■ Problem to solve
In the data, extract each line that holds the string "contacts".

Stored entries
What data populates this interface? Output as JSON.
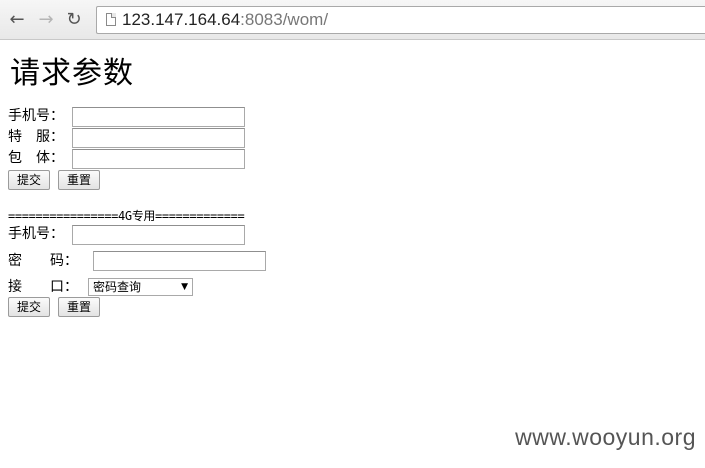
{
  "browser": {
    "url_host": "123.147.164.64",
    "url_rest": ":8083/wom/"
  },
  "page": {
    "title": "请求参数",
    "form1": {
      "phone_label": "手机号：",
      "service_label": "特　服：",
      "package_label": "包　体：",
      "submit_label": "提交",
      "reset_label": "重置"
    },
    "separator": "================4G专用=============",
    "form2": {
      "phone_label": "手机号：",
      "password_label": "密　　码：",
      "interface_label": "接　　口：",
      "interface_selected": "密码查询",
      "submit_label": "提交",
      "reset_label": "重置"
    }
  },
  "watermark": "www.wooyun.org"
}
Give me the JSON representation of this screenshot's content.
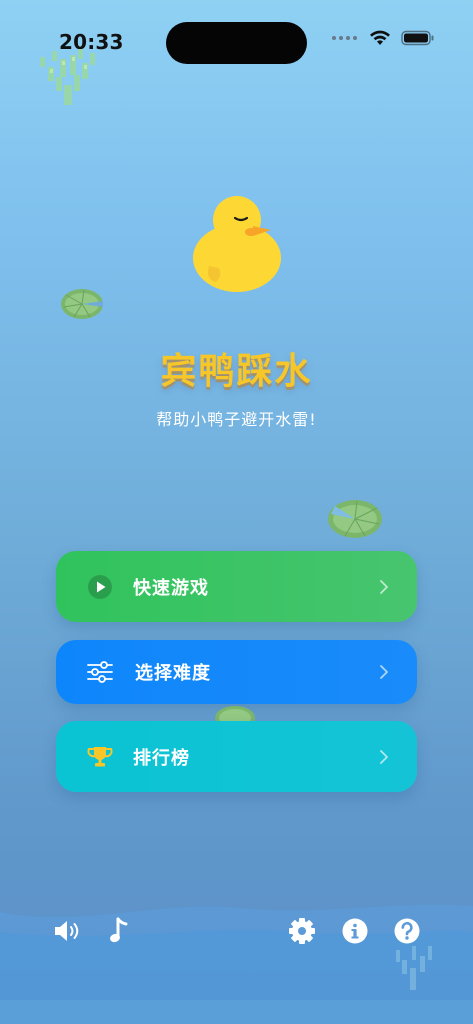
{
  "status_bar": {
    "time": "20:33"
  },
  "app": {
    "title": "宾鸭踩水",
    "subtitle": "帮助小鸭子避开水雷!"
  },
  "menu": [
    {
      "label": "快速游戏",
      "icon": "play-icon",
      "color": "#34c759"
    },
    {
      "label": "选择难度",
      "icon": "sliders-icon",
      "color": "#0a84ff"
    },
    {
      "label": "排行榜",
      "icon": "trophy-icon",
      "color": "#0cc3d3"
    }
  ],
  "bottom_bar": {
    "icons": [
      "speaker-icon",
      "music-note-icon",
      "gear-icon",
      "info-icon",
      "help-icon"
    ]
  },
  "colors": {
    "title": "#f7c629",
    "duck": "#fdd835",
    "beak": "#f7a428"
  }
}
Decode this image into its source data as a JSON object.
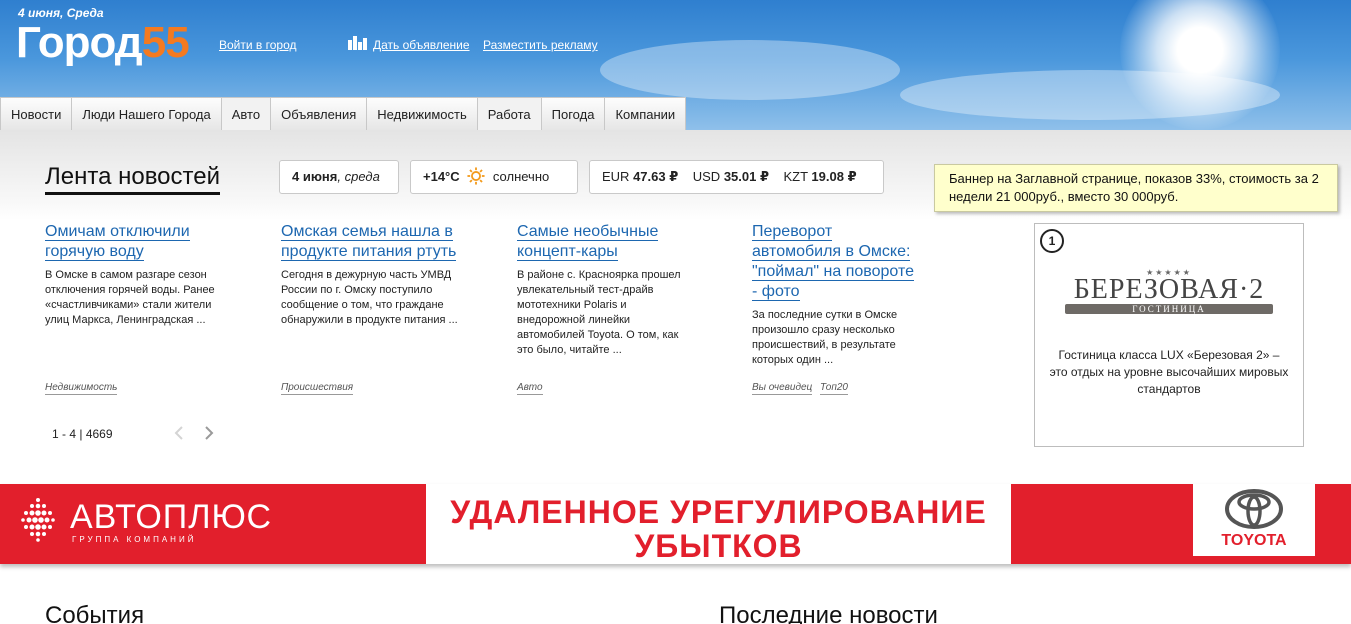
{
  "header": {
    "date": "4 июня, Среда",
    "logo_word": "Город",
    "logo_number": "55",
    "login_link": "Войти в город",
    "post_ad_link": "Дать объявление",
    "place_ad_link": "Разместить рекламу"
  },
  "nav": {
    "tabs": [
      {
        "label": "Новости"
      },
      {
        "label": "Люди Нашего Города"
      },
      {
        "label": "Авто"
      },
      {
        "label": "Объявления"
      },
      {
        "label": "Недвижимость"
      },
      {
        "label": "Работа"
      },
      {
        "label": "Погода"
      },
      {
        "label": "Компании"
      }
    ]
  },
  "feed": {
    "title": "Лента новостей",
    "date_day": "4 июня",
    "date_weekday": ", среда",
    "temperature": "+14°C",
    "weather": "солнечно",
    "currency": [
      {
        "code": "EUR",
        "value": "47.63 ₽"
      },
      {
        "code": "USD",
        "value": "35.01 ₽"
      },
      {
        "code": "KZT",
        "value": "19.08 ₽"
      }
    ]
  },
  "banner_note": "Баннер на Заглавной странице, показов 33%, стоимость за 2 недели 21 000руб., вместо 30 000руб.",
  "news": [
    {
      "title": "Омичам отключили горячую воду",
      "text": "В Омске в самом разгаре сезон отключения горячей воды. Ранее «счастливчиками» стали жители улиц Маркса, Ленинградская ...",
      "tags": [
        "Недвижимость"
      ]
    },
    {
      "title": "Омская семья нашла в продукте питания ртуть",
      "text": "Сегодня в дежурную часть УМВД России по г. Омску поступило сообщение о том, что граждане обнаружили в продукте питания ...",
      "tags": [
        "Происшествия"
      ]
    },
    {
      "title": "Самые необычные концепт-кары",
      "text": "В районе с. Красноярка прошел увлекательный тест-драйв мототехники Polaris и внедорожной линейки автомобилей Toyota. О том, как это было, читайте ...",
      "tags": [
        "Авто"
      ]
    },
    {
      "title": "Переворот автомобиля в Омске: \"поймал\" на повороте - фото",
      "text": "За последние сутки в Омске произошло сразу несколько происшествий, в результате которых один ...",
      "tags": [
        "Вы очевидец",
        "Топ20"
      ]
    }
  ],
  "pager": {
    "range": "1 - 4",
    "separator": "|",
    "total": "4669"
  },
  "hotel_ad": {
    "number": "1",
    "stars": "★★★★★",
    "name": "БЕРЕЗОВАЯ·2",
    "subtitle": "ГОСТИНИЦА",
    "description": "Гостиница класса LUX «Березовая 2» – это отдых на уровне высочайших мировых стандартов"
  },
  "red_banner": {
    "brand": "АВТОПЛЮС",
    "brand_sub": "ГРУППА КОМПАНИЙ",
    "slogan_line1": "УДАЛЕННОЕ УРЕГУЛИРОВАНИЕ",
    "slogan_line2": "УБЫТКОВ",
    "partner": "TOYOTA"
  },
  "sections": {
    "events": "События",
    "latest_news": "Последние новости"
  },
  "colors": {
    "accent_orange": "#f47a20",
    "link_blue": "#1d67b0",
    "banner_red": "#e21f2c"
  }
}
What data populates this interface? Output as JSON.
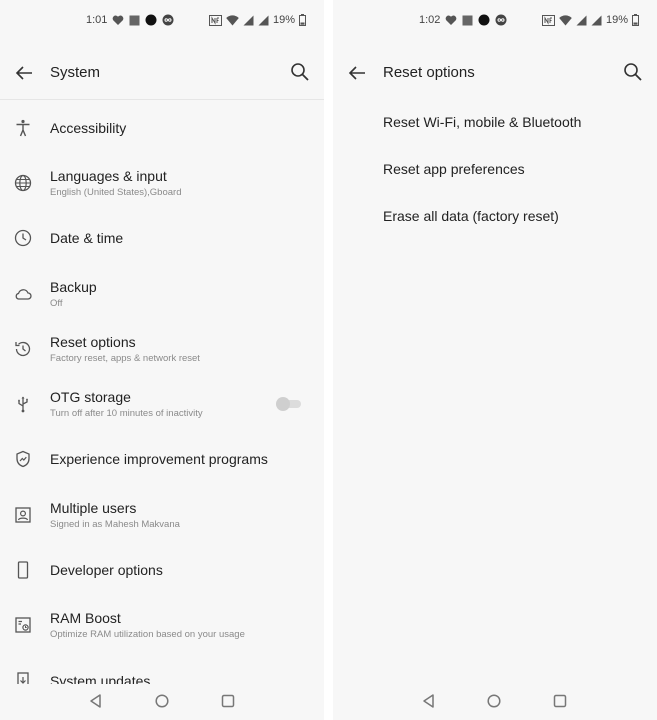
{
  "colors": {
    "background": "#f7f7f7",
    "text_primary": "#222222",
    "text_secondary": "#8a8a8a",
    "icon": "#555555"
  },
  "left_screen": {
    "status_bar": {
      "time": "1:01",
      "battery": "19%",
      "notification_icons": [
        "heart-icon",
        "square-icon",
        "circle-icon",
        "infinity-icon"
      ],
      "system_icons": [
        "nfc-icon",
        "wifi-icon",
        "signal-icon",
        "signal-icon",
        "battery-icon"
      ]
    },
    "toolbar": {
      "title": "System",
      "back_icon": "arrow-left-icon",
      "search_icon": "search-icon"
    },
    "items": [
      {
        "icon": "accessibility-icon",
        "title": "Accessibility",
        "subtitle": ""
      },
      {
        "icon": "globe-icon",
        "title": "Languages & input",
        "subtitle": "English (United States),Gboard"
      },
      {
        "icon": "clock-icon",
        "title": "Date & time",
        "subtitle": ""
      },
      {
        "icon": "cloud-icon",
        "title": "Backup",
        "subtitle": "Off"
      },
      {
        "icon": "history-icon",
        "title": "Reset options",
        "subtitle": "Factory reset, apps & network reset"
      },
      {
        "icon": "usb-icon",
        "title": "OTG storage",
        "subtitle": "Turn off after 10 minutes of inactivity",
        "toggle": false
      },
      {
        "icon": "shield-icon",
        "title": "Experience improvement programs",
        "subtitle": ""
      },
      {
        "icon": "user-icon",
        "title": "Multiple users",
        "subtitle": "Signed in as Mahesh Makvana"
      },
      {
        "icon": "phone-icon",
        "title": "Developer options",
        "subtitle": ""
      },
      {
        "icon": "ram-icon",
        "title": "RAM Boost",
        "subtitle": "Optimize RAM utilization based on your usage"
      },
      {
        "icon": "system-update-icon",
        "title": "System updates",
        "subtitle": ""
      }
    ]
  },
  "right_screen": {
    "status_bar": {
      "time": "1:02",
      "battery": "19%"
    },
    "toolbar": {
      "title": "Reset options",
      "back_icon": "arrow-left-icon",
      "search_icon": "search-icon"
    },
    "items": [
      {
        "title": "Reset Wi-Fi, mobile & Bluetooth"
      },
      {
        "title": "Reset app preferences"
      },
      {
        "title": "Erase all data (factory reset)"
      }
    ]
  },
  "nav_bar": {
    "back_icon": "triangle-back-icon",
    "home_icon": "circle-home-icon",
    "recents_icon": "square-recents-icon"
  }
}
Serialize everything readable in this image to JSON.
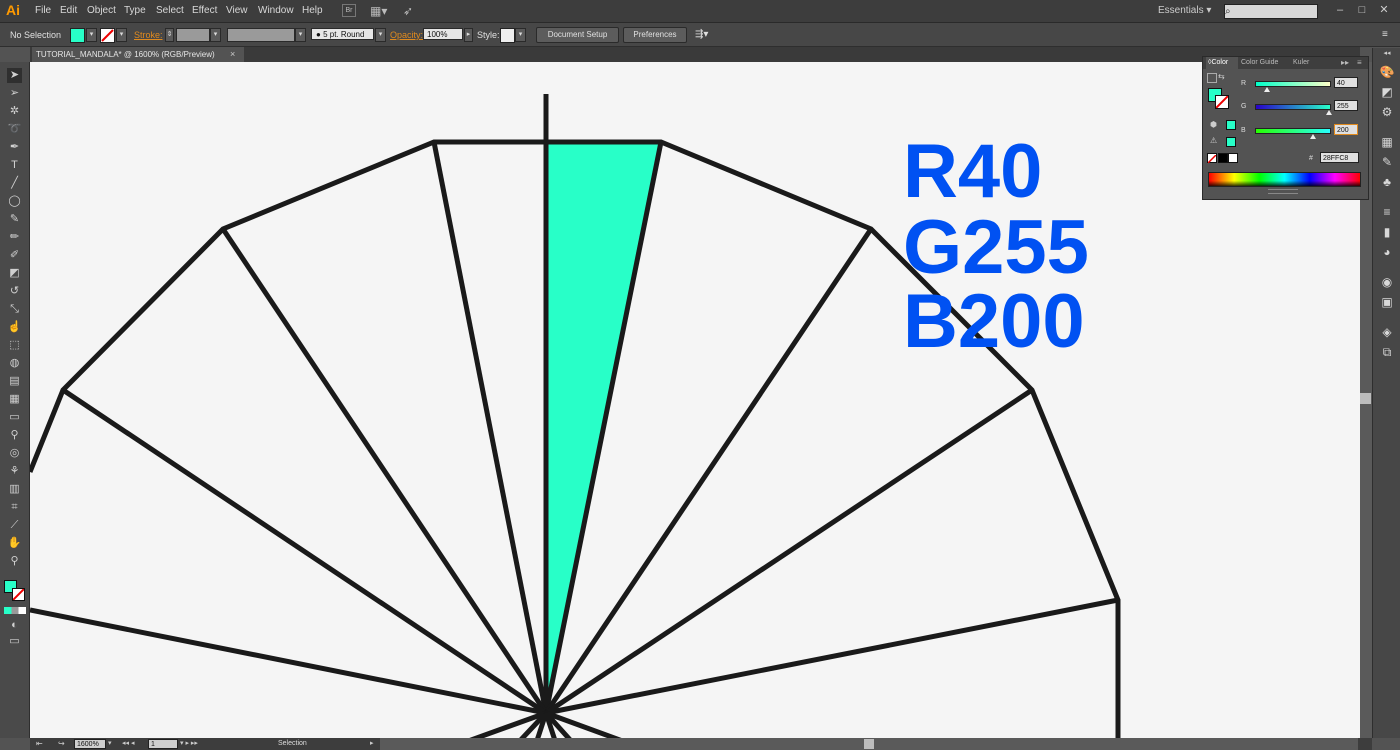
{
  "app": {
    "logo": "Ai",
    "accent": "#ff9a00"
  },
  "menu": [
    "File",
    "Edit",
    "Object",
    "Type",
    "Select",
    "Effect",
    "View",
    "Window",
    "Help"
  ],
  "menubar_icons": [
    "bridge-icon",
    "arrange-documents-icon",
    "gpu-performance-icon"
  ],
  "workspace": {
    "label": "Essentials",
    "search_placeholder": ""
  },
  "control": {
    "selection": "No Selection",
    "fill_color": "#28FFC8",
    "stroke_label": "Stroke:",
    "brush": "5 pt. Round",
    "opacity_label": "Opacity:",
    "opacity": "100%",
    "style_label": "Style:",
    "doc_setup": "Document Setup",
    "preferences": "Preferences"
  },
  "document": {
    "tab": "TUTORIAL_MANDALA* @ 1600% (RGB/Preview)",
    "close": "×"
  },
  "tools": [
    "selection-tool",
    "direct-selection-tool",
    "magic-wand-tool",
    "lasso-tool",
    "pen-tool",
    "type-tool",
    "line-tool",
    "rectangle-tool",
    "paintbrush-tool",
    "pencil-tool",
    "blob-brush-tool",
    "eraser-tool",
    "rotate-tool",
    "scale-tool",
    "warp-tool",
    "free-transform-tool",
    "shape-builder-tool",
    "perspective-grid-tool",
    "mesh-tool",
    "gradient-tool",
    "eyedropper-tool",
    "blend-tool",
    "symbol-sprayer-tool",
    "column-graph-tool",
    "artboard-tool",
    "slice-tool",
    "hand-tool",
    "zoom-tool"
  ],
  "color_panel": {
    "tabs": [
      "Color",
      "Color Guide",
      "Kuler"
    ],
    "r_label": "R",
    "g_label": "G",
    "b_label": "B",
    "r": "40",
    "g": "255",
    "b": "200",
    "r_frac": 0.157,
    "g_frac": 1.0,
    "b_frac": 0.784,
    "hex_label": "#",
    "hex": "28FFC8"
  },
  "overlay": {
    "r_text": "R40",
    "g_text": "G255",
    "b_text": "B200",
    "color": "#0051f2"
  },
  "status": {
    "zoom": "1600%",
    "artboard": "1",
    "tool": "Selection"
  },
  "artwork": {
    "stroke": "#1a1a1a",
    "segment_fill": "#28FFC8",
    "canvas": "#f5f5f5"
  }
}
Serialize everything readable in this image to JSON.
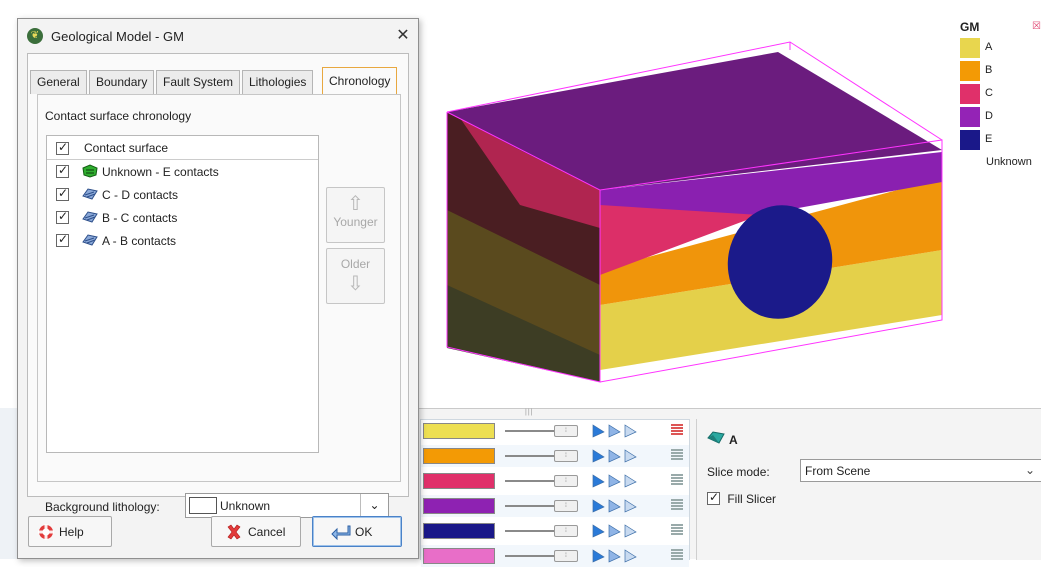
{
  "dialog": {
    "title": "Geological Model - GM",
    "close_glyph": "✕",
    "tabs": [
      "General",
      "Boundary",
      "Fault System",
      "Lithologies",
      "Chronology"
    ],
    "active_tab": "Chronology",
    "section_label": "Contact surface chronology",
    "list_header": "Contact surface",
    "contact_surfaces": [
      {
        "label": "Unknown - E contacts",
        "checked": true,
        "icon": "green-contact-icon"
      },
      {
        "label": "C - D contacts",
        "checked": true,
        "icon": "blue-contact-icon"
      },
      {
        "label": "B - C contacts",
        "checked": true,
        "icon": "blue-contact-icon"
      },
      {
        "label": "A - B contacts",
        "checked": true,
        "icon": "blue-contact-icon"
      }
    ],
    "younger_label": "Younger",
    "older_label": "Older",
    "background_label": "Background lithology:",
    "background_value": "Unknown",
    "help_label": "Help",
    "cancel_label": "Cancel",
    "ok_label": "OK"
  },
  "legend": {
    "title": "GM",
    "items": [
      {
        "label": "A",
        "color": "#e8d64e"
      },
      {
        "label": "B",
        "color": "#f39a05"
      },
      {
        "label": "C",
        "color": "#e0306a"
      },
      {
        "label": "D",
        "color": "#9423b6"
      },
      {
        "label": "E",
        "color": "#1a1889"
      },
      {
        "label": "Unknown",
        "color": "none"
      }
    ]
  },
  "lithology_rows": [
    {
      "color": "#eddf52",
      "active": true
    },
    {
      "color": "#f39a05",
      "active": false
    },
    {
      "color": "#e0306a",
      "active": false
    },
    {
      "color": "#8e22b2",
      "active": false
    },
    {
      "color": "#1a1889",
      "active": false
    },
    {
      "color": "#e86ec8",
      "active": false
    }
  ],
  "properties": {
    "title": "A",
    "slice_mode_label": "Slice mode:",
    "slice_mode_value": "From Scene",
    "fill_slicer_label": "Fill Slicer",
    "fill_slicer_checked": true
  }
}
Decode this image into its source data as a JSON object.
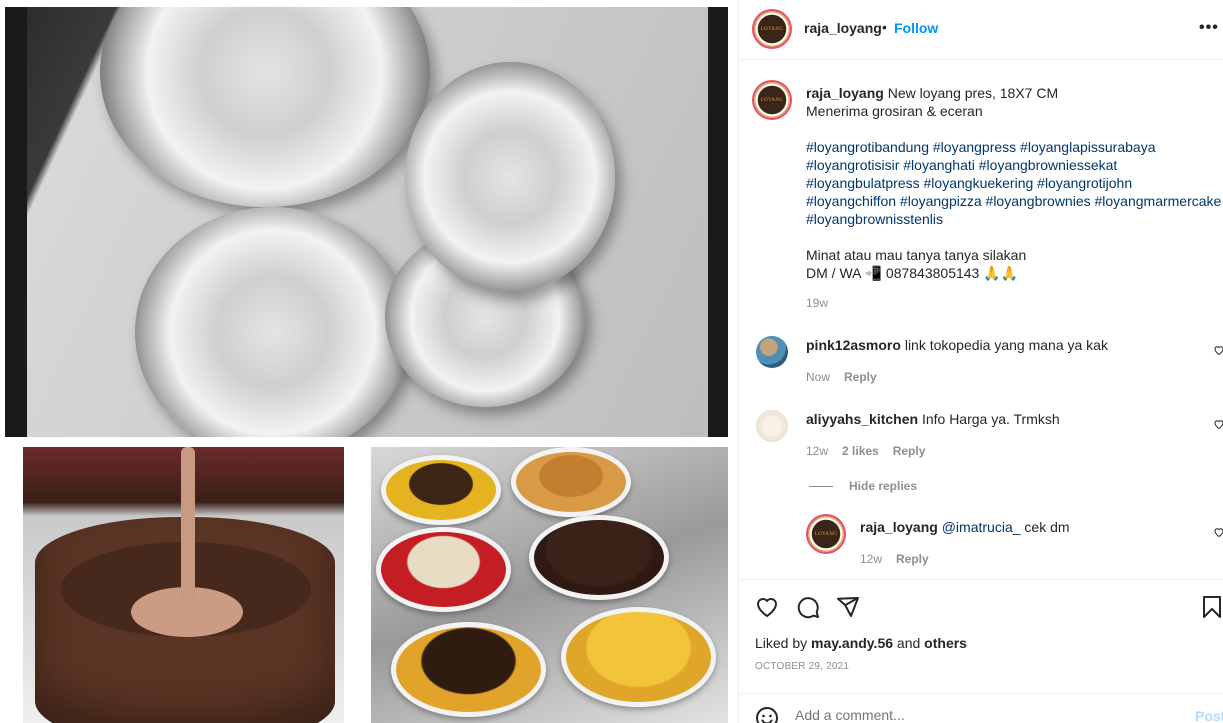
{
  "post": {
    "username": "raja_loyang",
    "dot": "•",
    "follow_label": "Follow",
    "more_label": "•••"
  },
  "caption": {
    "username": "raja_loyang",
    "line1": "New loyang pres, 18X7 CM",
    "line2": "Menerima grosiran & eceran",
    "hashtags": [
      "#loyangrotibandung #loyangpress #loyanglapissurabaya",
      "#loyangrotisisir #loyanghati #loyangbrowniessekat",
      "#loyangbulatpress #loyangkuekering #loyangrotijohn",
      "#loyangchiffon #loyangpizza #loyangbrownies #loyangmarmercake",
      "#loyangbrownisstenlis"
    ],
    "contact1": "Minat atau mau tanya tanya silakan",
    "contact2": "DM / WA 📲 087843805143 🙏🙏",
    "time": "19w"
  },
  "comments": [
    {
      "username": "pink12asmoro",
      "text": "link tokopedia yang mana ya kak",
      "time": "Now",
      "likes": "",
      "reply": "Reply"
    },
    {
      "username": "aliyyahs_kitchen",
      "text": "Info Harga ya. Trmksh",
      "time": "12w",
      "likes": "2 likes",
      "reply": "Reply"
    }
  ],
  "hide_replies": "Hide replies",
  "reply": {
    "username": "raja_loyang",
    "mention": "@imatrucia_",
    "text": "cek dm",
    "time": "12w",
    "reply": "Reply"
  },
  "likes": {
    "prefix": "Liked by",
    "user": "may.andy.56",
    "and": "and",
    "others": "others"
  },
  "date": "OCTOBER 29, 2021",
  "add_comment": {
    "placeholder": "Add a comment...",
    "post": "Post"
  },
  "colors": {
    "link_blue": "#0095f6",
    "hashtag": "#00376b",
    "muted": "#8e8e8e",
    "story_ring": "#e84b78"
  }
}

■ Expected output
        "label": "Unknown - E contacts",
        "label": "C - D contacts",
        "label": "B - C contacts",
        "label": "A - B contacts",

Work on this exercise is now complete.